**TASK REQUIREMENTS**
Copy each line of the records that contains the word "коммуналдык".

**DATA LISTING**

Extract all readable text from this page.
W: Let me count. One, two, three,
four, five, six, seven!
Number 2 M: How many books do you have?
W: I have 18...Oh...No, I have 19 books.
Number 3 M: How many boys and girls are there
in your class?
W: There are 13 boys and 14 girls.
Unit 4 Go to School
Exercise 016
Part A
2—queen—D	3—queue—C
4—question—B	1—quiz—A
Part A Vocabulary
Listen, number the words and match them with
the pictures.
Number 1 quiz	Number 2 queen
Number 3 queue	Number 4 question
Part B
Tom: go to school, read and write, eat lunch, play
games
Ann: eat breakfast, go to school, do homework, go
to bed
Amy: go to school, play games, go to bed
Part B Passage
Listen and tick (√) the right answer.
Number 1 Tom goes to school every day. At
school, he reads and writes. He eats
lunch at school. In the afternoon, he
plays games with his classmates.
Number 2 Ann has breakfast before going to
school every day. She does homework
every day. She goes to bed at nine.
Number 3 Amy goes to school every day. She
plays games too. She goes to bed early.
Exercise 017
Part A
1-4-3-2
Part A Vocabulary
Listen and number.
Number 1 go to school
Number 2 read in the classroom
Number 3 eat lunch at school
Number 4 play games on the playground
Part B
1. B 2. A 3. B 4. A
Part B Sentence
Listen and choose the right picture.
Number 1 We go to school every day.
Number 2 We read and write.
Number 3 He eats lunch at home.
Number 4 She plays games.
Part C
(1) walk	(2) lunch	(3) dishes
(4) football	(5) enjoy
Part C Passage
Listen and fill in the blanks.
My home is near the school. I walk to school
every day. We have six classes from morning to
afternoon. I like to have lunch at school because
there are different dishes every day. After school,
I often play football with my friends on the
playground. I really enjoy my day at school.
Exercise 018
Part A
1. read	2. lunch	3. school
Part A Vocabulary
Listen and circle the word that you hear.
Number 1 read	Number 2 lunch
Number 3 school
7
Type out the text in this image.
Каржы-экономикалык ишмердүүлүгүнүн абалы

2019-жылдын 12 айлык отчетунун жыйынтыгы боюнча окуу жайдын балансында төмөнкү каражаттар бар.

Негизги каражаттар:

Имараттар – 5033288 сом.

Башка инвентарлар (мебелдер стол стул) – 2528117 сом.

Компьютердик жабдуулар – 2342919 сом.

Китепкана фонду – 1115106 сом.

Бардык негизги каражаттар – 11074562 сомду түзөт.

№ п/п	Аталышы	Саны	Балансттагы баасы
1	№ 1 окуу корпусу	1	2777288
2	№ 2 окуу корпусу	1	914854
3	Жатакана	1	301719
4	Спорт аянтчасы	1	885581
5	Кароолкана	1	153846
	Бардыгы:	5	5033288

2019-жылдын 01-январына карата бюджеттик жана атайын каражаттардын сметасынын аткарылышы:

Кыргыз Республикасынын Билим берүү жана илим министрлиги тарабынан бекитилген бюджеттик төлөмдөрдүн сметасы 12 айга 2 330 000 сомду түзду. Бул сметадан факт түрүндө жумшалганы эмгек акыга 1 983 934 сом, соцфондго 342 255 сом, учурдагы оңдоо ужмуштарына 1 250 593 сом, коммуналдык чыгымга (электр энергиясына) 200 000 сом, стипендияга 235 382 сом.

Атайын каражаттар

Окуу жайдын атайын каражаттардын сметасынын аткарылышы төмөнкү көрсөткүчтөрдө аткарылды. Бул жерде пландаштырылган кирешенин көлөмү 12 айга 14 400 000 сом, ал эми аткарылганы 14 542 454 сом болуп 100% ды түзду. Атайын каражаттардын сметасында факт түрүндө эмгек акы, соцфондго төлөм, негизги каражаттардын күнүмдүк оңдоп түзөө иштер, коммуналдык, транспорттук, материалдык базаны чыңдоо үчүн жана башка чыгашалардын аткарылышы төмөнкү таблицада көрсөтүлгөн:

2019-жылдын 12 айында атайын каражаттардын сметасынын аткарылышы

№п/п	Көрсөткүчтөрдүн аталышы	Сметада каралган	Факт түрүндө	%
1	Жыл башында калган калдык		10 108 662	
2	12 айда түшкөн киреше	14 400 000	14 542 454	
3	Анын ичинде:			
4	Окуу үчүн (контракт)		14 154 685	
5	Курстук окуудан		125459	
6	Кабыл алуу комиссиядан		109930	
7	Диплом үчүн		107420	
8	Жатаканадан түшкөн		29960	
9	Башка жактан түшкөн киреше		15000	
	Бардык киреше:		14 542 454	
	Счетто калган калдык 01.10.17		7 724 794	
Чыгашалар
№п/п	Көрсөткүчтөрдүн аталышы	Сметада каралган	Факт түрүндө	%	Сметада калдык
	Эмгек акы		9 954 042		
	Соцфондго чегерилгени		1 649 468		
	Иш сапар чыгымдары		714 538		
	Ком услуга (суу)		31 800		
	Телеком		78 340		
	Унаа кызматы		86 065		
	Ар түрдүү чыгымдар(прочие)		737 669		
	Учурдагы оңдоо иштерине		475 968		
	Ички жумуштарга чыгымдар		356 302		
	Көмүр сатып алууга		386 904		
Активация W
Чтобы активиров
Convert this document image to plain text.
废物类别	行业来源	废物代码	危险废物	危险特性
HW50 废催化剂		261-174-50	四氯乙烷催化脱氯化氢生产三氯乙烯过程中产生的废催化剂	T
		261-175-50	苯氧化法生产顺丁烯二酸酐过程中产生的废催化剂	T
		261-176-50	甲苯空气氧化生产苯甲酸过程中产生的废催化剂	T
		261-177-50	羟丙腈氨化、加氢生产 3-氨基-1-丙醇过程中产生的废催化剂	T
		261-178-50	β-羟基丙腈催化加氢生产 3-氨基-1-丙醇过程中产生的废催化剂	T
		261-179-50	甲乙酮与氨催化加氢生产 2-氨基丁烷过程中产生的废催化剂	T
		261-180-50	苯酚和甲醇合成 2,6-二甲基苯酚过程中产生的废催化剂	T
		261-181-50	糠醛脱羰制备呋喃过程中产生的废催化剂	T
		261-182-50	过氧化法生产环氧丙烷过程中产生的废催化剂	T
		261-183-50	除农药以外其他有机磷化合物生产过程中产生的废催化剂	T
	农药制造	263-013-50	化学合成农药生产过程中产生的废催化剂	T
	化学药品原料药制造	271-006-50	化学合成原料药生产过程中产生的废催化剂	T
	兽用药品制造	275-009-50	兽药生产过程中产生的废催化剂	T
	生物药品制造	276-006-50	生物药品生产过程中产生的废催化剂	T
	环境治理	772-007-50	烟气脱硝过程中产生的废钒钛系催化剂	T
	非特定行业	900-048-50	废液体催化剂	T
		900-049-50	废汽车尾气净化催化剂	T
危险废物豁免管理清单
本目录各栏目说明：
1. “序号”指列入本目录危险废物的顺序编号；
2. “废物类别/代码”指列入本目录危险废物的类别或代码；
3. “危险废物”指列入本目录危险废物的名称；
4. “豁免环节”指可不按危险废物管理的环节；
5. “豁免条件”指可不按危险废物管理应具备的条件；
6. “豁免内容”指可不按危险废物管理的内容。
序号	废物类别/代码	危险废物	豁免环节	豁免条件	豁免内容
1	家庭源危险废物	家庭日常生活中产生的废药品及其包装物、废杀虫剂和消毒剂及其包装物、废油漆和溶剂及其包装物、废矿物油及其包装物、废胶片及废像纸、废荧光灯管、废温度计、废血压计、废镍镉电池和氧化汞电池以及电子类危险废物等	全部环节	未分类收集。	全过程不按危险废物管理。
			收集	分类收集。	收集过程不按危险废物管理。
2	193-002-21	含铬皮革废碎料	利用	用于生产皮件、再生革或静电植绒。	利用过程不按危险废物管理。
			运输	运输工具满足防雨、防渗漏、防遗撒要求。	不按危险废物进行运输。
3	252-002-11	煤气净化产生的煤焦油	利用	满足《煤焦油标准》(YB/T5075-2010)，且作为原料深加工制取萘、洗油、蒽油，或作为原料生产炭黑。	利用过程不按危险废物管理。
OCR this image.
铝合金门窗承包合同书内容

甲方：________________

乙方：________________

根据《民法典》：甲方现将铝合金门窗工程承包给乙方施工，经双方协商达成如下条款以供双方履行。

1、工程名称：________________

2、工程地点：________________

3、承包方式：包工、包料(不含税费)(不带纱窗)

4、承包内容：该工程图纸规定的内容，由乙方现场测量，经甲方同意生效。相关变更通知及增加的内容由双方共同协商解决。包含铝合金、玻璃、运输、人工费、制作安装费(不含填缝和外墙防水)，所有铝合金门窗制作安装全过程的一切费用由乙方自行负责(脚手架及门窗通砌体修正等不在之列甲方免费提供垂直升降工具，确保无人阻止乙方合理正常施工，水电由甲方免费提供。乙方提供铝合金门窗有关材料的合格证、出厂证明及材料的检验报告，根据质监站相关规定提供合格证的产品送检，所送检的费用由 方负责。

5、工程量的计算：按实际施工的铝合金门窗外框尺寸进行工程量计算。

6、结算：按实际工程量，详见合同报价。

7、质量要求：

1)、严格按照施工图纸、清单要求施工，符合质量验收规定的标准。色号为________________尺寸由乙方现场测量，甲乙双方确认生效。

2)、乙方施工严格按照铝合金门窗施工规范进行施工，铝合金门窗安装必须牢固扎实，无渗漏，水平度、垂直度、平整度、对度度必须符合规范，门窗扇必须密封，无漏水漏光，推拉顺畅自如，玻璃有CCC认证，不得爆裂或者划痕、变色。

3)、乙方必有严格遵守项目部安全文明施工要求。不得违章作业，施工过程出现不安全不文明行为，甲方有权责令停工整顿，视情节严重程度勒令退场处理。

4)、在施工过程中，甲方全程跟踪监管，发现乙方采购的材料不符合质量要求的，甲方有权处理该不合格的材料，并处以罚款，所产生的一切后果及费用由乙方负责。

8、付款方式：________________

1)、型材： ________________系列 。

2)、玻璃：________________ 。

**OUTPUT**
Кыргыз Республикасынын Билим берүү жана илим министрлиги тарабынан бекитилген бюджеттик төлөмдөрдүн сметасы 12 айга 2 330 000 сомду түзду. Бул сметадан факт түрүндө жумшалганы эмгек акыга 1 983 934 сом, соцфондго 342 255 сом, учурдагы оңдоо ужмуштарына 1 250 593 сом, коммуналдык чыгымга (электр энергиясына) 200 000 сом, стипендияга 235 382 сом.
Окуу жайдын атайын каражаттардын сметасынын аткарылышы төмөнкү көрсөткүчтөрдө аткарылды. Бул жерде пландаштырылган кирешенин көлөмү 12 айга 14 400 000 сом, ал эми аткарылганы 14 542 454 сом болуп 100% ды түзду. Атайын каражаттардын сметасында факт түрүндө эмгек акы, соцфондго төлөм, негизги каражаттардын күнүмдүк оңдоп түзөө иштер, коммуналдык, транспорттук, материалдык базаны чыңдоо үчүн жана башка чыгашалардын аткарылышы төмөнкү таблицада көрсөтүлгөн:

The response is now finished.